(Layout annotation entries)
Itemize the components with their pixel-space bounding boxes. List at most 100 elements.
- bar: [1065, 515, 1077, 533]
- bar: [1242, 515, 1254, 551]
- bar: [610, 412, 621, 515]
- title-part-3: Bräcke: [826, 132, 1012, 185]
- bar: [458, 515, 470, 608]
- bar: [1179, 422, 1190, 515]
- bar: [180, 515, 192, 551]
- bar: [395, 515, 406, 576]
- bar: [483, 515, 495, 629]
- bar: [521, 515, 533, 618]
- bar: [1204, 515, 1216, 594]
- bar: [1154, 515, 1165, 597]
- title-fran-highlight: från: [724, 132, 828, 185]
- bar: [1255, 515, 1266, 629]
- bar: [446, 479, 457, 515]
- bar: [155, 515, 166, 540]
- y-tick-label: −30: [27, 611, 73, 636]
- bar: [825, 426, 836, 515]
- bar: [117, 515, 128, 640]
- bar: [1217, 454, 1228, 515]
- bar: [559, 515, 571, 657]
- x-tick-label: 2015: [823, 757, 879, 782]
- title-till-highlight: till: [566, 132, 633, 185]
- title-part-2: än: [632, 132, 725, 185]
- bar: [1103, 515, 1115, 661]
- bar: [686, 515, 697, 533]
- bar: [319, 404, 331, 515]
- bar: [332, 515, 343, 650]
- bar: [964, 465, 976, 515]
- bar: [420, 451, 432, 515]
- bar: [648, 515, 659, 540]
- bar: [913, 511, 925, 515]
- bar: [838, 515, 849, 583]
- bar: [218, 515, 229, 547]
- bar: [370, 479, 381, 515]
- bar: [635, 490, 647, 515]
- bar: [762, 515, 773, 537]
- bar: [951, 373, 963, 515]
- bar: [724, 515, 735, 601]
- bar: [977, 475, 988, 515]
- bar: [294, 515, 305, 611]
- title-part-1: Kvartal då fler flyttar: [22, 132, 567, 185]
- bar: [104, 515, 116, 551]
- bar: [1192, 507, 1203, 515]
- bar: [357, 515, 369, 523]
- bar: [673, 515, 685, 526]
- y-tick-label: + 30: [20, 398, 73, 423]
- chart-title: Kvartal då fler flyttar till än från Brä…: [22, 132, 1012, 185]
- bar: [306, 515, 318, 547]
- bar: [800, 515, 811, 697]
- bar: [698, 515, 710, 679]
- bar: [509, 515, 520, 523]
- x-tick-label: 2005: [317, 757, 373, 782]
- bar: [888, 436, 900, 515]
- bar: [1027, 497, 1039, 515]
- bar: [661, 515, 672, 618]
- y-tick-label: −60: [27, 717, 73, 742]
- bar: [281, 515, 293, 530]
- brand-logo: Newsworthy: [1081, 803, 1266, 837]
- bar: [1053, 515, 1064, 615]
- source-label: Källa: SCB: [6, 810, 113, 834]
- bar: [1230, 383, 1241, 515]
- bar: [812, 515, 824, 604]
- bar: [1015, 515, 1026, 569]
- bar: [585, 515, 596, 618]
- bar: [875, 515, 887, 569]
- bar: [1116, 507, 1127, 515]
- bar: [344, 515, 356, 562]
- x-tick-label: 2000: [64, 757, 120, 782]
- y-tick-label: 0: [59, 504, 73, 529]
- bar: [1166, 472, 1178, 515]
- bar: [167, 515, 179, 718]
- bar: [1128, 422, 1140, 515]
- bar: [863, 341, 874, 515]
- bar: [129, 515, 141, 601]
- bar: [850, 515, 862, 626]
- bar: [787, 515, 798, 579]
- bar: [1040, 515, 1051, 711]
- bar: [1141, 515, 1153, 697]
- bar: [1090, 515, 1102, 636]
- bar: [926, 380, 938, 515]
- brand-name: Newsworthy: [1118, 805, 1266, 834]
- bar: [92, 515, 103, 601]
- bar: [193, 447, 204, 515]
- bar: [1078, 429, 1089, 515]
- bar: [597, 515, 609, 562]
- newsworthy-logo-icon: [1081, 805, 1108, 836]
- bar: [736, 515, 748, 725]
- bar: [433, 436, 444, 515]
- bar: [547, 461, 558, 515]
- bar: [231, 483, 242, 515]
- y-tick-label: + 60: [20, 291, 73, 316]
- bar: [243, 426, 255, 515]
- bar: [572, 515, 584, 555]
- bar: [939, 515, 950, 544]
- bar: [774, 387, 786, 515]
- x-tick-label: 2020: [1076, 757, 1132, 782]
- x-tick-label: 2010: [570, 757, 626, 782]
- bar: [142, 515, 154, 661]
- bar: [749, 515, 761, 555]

▸ Do this
Reproduce the entries above word for word, keeping every line and value unchanged.

▸ Task result
Itemize the components with their pixel-space bounding boxes. List at most 100 elements.
- bar: [1065, 515, 1077, 533]
- bar: [1242, 515, 1254, 551]
- bar: [610, 412, 621, 515]
- title-part-3: Bräcke: [826, 132, 1012, 185]
- bar: [458, 515, 470, 608]
- bar: [1179, 422, 1190, 515]
- bar: [180, 515, 192, 551]
- bar: [395, 515, 406, 576]
- bar: [483, 515, 495, 629]
- bar: [521, 515, 533, 618]
- bar: [1204, 515, 1216, 594]
- bar: [1154, 515, 1165, 597]
- title-fran-highlight: från: [724, 132, 828, 185]
- bar: [1255, 515, 1266, 629]
- bar: [446, 479, 457, 515]
- bar: [155, 515, 166, 540]
- y-tick-label: −30: [27, 611, 73, 636]
- bar: [825, 426, 836, 515]
- bar: [117, 515, 128, 640]
- bar: [1217, 454, 1228, 515]
- bar: [559, 515, 571, 657]
- x-tick-label: 2015: [823, 757, 879, 782]
- title-till-highlight: till: [566, 132, 633, 185]
- title-part-2: än: [632, 132, 725, 185]
- bar: [1103, 515, 1115, 661]
- bar: [686, 515, 697, 533]
- bar: [319, 404, 331, 515]
- bar: [332, 515, 343, 650]
- bar: [964, 465, 976, 515]
- bar: [420, 451, 432, 515]
- bar: [648, 515, 659, 540]
- bar: [913, 511, 925, 515]
- bar: [838, 515, 849, 583]
- bar: [218, 515, 229, 547]
- bar: [370, 479, 381, 515]
- bar: [635, 490, 647, 515]
- bar: [762, 515, 773, 537]
- bar: [951, 373, 963, 515]
- bar: [724, 515, 735, 601]
- bar: [977, 475, 988, 515]
- bar: [294, 515, 305, 611]
- title-part-1: Kvartal då fler flyttar: [22, 132, 567, 185]
- bar: [104, 515, 116, 551]
- bar: [1192, 507, 1203, 515]
- bar: [357, 515, 369, 523]
- bar: [673, 515, 685, 526]
- y-tick-label: + 30: [20, 398, 73, 423]
- chart-title: Kvartal då fler flyttar till än från Brä…: [22, 132, 1012, 185]
- bar: [306, 515, 318, 547]
- bar: [800, 515, 811, 697]
- bar: [698, 515, 710, 679]
- bar: [509, 515, 520, 523]
- x-tick-label: 2005: [317, 757, 373, 782]
- bar: [888, 436, 900, 515]
- bar: [1027, 497, 1039, 515]
- bar: [661, 515, 672, 618]
- y-tick-label: −60: [27, 717, 73, 742]
- bar: [281, 515, 293, 530]
- brand-logo: Newsworthy: [1081, 803, 1266, 837]
- bar: [1053, 515, 1064, 615]
- source-label: Källa: SCB: [6, 810, 113, 834]
- bar: [1230, 383, 1241, 515]
- bar: [812, 515, 824, 604]
- bar: [1015, 515, 1026, 569]
- bar: [585, 515, 596, 618]
- bar: [875, 515, 887, 569]
- bar: [1116, 507, 1127, 515]
- bar: [344, 515, 356, 562]
- x-tick-label: 2000: [64, 757, 120, 782]
- y-tick-label: 0: [59, 504, 73, 529]
- bar: [1166, 472, 1178, 515]
- bar: [167, 515, 179, 718]
- bar: [1128, 422, 1140, 515]
- bar: [863, 341, 874, 515]
- bar: [129, 515, 141, 601]
- bar: [850, 515, 862, 626]
- bar: [787, 515, 798, 579]
- bar: [1040, 515, 1051, 711]
- bar: [1141, 515, 1153, 697]
- bar: [1090, 515, 1102, 636]
- bar: [926, 380, 938, 515]
- brand-name: Newsworthy: [1118, 805, 1266, 834]
- bar: [92, 515, 103, 601]
- bar: [193, 447, 204, 515]
- bar: [1078, 429, 1089, 515]
- bar: [597, 515, 609, 562]
- newsworthy-logo-icon: [1081, 805, 1108, 836]
- bar: [736, 515, 748, 725]
- bar: [433, 436, 444, 515]
- bar: [547, 461, 558, 515]
- bar: [231, 483, 242, 515]
- y-tick-label: + 60: [20, 291, 73, 316]
- bar: [243, 426, 255, 515]
- bar: [572, 515, 584, 555]
- bar: [939, 515, 950, 544]
- bar: [774, 387, 786, 515]
- x-tick-label: 2020: [1076, 757, 1132, 782]
- x-tick-label: 2010: [570, 757, 626, 782]
- bar: [142, 515, 154, 661]
- bar: [749, 515, 761, 555]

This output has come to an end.